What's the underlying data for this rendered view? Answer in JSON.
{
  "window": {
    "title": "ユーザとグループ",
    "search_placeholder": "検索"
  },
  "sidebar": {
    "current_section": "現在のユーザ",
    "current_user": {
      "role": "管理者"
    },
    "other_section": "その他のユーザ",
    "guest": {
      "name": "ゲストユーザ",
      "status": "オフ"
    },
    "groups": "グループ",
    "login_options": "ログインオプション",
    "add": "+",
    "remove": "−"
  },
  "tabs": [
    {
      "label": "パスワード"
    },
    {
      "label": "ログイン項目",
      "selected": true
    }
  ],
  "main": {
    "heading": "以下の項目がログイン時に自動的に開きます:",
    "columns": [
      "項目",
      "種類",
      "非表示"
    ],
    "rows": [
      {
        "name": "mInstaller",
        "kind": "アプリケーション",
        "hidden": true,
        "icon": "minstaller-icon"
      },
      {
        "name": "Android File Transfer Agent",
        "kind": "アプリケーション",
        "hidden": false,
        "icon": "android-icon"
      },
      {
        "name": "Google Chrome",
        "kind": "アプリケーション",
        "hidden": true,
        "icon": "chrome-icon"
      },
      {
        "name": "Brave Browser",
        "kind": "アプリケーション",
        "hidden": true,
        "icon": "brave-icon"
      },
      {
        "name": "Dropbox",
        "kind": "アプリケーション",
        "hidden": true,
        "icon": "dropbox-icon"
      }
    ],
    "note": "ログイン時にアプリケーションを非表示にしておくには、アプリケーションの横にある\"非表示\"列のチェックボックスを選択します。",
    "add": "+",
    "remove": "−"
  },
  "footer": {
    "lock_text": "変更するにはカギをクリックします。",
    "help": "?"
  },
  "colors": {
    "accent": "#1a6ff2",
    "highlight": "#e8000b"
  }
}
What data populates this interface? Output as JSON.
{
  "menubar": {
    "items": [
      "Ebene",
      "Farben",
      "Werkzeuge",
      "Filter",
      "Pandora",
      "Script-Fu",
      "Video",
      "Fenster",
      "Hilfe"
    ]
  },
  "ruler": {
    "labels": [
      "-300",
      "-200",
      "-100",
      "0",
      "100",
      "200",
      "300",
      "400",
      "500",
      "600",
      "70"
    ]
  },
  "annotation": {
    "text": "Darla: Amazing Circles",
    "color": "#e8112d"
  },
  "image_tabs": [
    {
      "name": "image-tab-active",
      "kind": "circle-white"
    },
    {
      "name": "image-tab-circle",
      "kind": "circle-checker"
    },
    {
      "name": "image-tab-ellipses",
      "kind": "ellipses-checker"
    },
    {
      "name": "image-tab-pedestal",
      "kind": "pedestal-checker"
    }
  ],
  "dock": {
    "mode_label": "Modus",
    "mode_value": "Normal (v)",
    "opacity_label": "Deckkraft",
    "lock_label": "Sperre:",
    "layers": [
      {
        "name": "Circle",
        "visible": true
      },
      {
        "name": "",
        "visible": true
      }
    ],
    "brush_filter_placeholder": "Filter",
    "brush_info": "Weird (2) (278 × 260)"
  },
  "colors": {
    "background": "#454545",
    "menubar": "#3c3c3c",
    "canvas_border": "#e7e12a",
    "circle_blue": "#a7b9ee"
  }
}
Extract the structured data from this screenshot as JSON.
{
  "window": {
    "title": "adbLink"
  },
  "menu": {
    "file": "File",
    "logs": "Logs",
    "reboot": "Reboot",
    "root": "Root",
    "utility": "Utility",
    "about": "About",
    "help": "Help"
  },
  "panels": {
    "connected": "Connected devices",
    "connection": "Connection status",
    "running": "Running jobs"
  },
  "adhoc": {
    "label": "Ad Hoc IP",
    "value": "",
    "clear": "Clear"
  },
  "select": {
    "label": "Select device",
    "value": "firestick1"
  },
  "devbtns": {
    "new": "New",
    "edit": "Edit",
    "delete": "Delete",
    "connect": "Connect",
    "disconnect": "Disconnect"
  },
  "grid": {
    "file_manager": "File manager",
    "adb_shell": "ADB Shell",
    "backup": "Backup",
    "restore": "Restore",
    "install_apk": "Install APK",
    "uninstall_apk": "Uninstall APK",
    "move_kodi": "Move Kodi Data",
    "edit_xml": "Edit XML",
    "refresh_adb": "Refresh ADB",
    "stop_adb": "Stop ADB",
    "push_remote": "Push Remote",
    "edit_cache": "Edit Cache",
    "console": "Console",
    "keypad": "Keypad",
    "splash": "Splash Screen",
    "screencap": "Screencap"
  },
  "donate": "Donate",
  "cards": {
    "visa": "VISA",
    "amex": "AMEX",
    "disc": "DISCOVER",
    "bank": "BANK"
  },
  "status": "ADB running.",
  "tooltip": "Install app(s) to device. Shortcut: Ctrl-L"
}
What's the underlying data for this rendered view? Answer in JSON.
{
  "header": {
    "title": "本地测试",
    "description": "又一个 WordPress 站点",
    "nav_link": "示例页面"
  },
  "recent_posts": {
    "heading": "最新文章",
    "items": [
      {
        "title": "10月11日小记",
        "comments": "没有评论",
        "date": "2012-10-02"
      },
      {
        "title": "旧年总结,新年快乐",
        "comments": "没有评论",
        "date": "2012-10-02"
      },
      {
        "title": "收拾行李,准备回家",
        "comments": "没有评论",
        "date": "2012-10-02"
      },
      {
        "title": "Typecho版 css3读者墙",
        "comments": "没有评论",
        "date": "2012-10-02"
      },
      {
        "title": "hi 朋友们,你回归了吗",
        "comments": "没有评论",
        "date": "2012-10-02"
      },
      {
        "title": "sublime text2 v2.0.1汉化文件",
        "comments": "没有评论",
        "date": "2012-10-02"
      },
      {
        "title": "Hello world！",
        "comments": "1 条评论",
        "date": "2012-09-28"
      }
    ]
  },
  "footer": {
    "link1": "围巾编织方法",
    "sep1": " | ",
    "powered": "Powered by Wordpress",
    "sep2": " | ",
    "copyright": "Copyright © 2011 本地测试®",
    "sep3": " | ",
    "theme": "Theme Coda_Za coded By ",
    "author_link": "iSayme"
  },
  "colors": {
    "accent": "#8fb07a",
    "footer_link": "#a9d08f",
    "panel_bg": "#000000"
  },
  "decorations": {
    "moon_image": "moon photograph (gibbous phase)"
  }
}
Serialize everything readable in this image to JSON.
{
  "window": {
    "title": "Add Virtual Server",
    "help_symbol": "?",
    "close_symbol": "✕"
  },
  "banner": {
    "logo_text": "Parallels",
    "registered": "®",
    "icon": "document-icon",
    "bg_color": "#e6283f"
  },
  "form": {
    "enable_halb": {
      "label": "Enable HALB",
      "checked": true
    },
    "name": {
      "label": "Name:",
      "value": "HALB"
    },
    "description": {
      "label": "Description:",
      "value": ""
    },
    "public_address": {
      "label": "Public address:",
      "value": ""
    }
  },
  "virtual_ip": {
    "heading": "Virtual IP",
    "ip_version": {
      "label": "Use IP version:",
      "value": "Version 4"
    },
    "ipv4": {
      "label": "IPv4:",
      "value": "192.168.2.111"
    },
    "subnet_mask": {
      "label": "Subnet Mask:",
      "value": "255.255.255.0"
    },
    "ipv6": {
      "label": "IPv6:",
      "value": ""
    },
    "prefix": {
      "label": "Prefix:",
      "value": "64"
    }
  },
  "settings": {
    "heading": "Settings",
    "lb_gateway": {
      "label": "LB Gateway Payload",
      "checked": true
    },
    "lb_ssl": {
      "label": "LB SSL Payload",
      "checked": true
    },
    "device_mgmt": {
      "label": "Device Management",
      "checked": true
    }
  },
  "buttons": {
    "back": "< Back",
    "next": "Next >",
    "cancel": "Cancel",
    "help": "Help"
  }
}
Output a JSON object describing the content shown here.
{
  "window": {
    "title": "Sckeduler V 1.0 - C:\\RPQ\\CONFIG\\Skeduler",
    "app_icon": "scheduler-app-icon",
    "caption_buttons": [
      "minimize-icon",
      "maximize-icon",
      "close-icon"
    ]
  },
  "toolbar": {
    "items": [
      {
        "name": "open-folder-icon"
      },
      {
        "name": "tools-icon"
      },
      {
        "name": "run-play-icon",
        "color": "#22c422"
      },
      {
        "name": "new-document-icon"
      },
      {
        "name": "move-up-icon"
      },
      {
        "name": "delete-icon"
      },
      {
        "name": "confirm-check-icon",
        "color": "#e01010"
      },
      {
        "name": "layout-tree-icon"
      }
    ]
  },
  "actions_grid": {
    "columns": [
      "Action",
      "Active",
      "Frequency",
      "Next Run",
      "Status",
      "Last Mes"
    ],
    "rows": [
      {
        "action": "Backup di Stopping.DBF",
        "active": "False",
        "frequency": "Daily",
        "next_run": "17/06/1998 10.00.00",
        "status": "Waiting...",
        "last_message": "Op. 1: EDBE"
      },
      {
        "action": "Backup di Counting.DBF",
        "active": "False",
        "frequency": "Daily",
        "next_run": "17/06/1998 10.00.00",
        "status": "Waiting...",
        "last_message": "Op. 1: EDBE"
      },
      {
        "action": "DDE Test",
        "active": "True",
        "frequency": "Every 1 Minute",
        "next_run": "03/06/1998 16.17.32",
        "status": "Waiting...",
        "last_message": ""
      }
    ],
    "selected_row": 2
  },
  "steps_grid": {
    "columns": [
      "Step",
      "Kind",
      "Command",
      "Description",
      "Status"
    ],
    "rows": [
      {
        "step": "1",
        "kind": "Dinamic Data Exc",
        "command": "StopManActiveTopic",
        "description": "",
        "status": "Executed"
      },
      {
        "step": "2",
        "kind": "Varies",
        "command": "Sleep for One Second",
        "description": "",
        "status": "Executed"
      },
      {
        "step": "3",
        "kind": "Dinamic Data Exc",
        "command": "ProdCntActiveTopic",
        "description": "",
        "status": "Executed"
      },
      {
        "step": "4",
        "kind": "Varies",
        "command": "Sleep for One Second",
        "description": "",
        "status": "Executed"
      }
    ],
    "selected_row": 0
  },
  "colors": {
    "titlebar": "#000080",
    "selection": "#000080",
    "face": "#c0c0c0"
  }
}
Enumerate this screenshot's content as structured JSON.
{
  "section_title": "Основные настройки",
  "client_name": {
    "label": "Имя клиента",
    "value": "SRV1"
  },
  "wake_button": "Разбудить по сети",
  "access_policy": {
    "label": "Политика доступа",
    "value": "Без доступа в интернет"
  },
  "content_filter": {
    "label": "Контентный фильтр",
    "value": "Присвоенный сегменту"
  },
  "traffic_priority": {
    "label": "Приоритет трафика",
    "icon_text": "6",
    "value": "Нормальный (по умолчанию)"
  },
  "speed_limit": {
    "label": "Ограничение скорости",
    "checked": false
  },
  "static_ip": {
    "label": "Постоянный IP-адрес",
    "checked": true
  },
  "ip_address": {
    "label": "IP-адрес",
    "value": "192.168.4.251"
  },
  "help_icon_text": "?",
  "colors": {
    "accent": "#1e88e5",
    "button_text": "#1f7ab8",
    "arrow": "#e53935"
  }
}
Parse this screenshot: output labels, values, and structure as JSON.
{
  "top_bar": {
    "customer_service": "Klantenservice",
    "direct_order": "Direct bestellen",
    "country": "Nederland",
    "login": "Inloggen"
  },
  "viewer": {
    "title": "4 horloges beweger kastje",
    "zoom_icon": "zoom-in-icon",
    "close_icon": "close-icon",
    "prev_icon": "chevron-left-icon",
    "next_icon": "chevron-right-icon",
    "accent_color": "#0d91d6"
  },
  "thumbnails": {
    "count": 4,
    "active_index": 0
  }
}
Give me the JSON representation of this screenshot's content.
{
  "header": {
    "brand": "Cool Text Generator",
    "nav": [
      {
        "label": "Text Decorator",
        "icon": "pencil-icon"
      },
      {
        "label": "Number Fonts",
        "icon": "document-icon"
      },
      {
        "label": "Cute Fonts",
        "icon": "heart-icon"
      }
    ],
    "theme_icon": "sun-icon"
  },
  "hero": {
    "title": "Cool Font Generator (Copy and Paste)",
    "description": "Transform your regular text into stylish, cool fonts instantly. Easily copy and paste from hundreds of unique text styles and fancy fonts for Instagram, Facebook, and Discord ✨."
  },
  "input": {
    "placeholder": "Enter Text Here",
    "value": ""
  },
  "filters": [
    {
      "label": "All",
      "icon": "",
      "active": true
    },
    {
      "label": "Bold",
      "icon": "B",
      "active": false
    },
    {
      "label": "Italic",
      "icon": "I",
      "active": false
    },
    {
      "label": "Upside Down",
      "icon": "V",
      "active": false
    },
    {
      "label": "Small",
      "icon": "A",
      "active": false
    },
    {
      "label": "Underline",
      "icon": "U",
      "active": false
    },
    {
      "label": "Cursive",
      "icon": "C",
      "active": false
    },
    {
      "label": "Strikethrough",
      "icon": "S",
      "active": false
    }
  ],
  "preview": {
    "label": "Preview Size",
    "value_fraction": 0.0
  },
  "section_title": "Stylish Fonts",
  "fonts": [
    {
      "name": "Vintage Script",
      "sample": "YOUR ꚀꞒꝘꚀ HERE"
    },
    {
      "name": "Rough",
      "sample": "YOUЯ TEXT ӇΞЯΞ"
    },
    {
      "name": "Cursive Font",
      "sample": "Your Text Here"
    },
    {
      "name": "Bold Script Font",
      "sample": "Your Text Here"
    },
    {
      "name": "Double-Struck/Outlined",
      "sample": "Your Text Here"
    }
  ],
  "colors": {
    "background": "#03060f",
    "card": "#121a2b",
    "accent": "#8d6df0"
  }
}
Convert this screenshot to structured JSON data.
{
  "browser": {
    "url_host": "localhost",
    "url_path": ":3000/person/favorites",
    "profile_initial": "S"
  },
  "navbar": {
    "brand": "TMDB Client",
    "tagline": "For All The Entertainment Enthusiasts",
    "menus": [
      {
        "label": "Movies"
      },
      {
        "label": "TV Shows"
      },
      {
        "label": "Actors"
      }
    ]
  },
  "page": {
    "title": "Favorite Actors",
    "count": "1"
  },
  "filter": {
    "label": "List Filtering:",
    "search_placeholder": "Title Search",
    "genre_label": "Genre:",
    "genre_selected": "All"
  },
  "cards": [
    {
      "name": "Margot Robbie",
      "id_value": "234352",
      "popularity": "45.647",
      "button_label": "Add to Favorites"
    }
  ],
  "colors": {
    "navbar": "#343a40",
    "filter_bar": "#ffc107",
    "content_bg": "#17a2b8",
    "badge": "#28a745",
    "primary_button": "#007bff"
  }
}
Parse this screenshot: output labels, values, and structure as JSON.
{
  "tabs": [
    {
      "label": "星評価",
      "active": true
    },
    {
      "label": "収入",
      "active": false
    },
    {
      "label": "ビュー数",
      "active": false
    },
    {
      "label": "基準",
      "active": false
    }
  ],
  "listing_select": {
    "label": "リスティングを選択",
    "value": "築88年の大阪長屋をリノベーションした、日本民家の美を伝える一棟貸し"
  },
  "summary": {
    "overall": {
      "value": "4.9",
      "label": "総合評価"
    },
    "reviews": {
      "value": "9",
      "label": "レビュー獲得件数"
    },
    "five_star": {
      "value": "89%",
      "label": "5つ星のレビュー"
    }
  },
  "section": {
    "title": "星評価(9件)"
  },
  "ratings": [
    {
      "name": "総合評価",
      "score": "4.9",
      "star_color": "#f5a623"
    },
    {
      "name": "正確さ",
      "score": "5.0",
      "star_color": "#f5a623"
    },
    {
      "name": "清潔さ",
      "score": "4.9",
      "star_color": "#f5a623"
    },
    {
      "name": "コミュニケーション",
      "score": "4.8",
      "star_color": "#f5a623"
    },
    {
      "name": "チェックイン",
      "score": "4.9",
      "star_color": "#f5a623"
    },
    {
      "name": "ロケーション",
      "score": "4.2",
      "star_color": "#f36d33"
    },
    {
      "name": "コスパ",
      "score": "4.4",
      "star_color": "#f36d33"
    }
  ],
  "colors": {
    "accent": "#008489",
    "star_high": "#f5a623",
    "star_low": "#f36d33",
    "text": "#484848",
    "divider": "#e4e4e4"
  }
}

* [Problem requirements]: Gather every line from the listing above in which "screenshot" appears, and copy those lines.

* [Exercise response]:
Extract the structured data from this screenshot as JSON.
Enumerate this screenshot's content as structured JSON.
Parse this screenshot: output labels, values, and structure as JSON.
Give me the JSON representation of this screenshot's content.
Convert this screenshot to structured JSON data.
Parse this screenshot: output labels, values, and structure as JSON.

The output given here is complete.